[BEGIN Exercise inputs]
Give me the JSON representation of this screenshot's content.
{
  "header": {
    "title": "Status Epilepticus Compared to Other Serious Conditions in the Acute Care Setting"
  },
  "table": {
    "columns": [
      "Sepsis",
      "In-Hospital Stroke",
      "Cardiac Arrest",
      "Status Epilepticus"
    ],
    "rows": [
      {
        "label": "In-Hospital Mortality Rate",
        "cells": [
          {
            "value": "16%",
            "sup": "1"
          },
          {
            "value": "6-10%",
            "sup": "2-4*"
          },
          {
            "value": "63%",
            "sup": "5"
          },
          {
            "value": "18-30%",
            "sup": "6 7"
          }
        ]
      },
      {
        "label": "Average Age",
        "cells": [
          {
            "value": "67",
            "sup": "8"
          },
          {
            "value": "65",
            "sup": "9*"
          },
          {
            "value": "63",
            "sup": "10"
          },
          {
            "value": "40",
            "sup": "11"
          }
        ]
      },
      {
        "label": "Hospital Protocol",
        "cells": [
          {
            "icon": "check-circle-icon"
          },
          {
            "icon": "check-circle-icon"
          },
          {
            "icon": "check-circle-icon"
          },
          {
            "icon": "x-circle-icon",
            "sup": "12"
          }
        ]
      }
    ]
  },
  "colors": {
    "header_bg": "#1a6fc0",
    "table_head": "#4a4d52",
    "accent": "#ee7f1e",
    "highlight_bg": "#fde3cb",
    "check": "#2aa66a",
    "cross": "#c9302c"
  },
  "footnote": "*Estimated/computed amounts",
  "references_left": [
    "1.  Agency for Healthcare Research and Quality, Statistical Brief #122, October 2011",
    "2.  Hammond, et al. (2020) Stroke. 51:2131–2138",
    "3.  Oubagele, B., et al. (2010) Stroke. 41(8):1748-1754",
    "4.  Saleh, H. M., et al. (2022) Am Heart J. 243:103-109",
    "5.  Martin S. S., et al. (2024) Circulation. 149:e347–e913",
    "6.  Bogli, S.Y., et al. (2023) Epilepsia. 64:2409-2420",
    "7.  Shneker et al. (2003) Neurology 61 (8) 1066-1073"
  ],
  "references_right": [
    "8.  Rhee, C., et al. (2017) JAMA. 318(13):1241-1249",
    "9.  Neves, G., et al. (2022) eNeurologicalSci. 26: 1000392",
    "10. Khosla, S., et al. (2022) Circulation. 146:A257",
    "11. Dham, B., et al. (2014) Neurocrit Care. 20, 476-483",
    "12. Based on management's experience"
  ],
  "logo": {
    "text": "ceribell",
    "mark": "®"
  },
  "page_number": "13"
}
[END Exercise inputs]
# Task directions
Take every line above carrying "value" and return it.

# Written solution
            "value": "16%",
            "value": "6-10%",
            "value": "63%",
            "value": "18-30%",
            "value": "67",
            "value": "65",
            "value": "63",
            "value": "40",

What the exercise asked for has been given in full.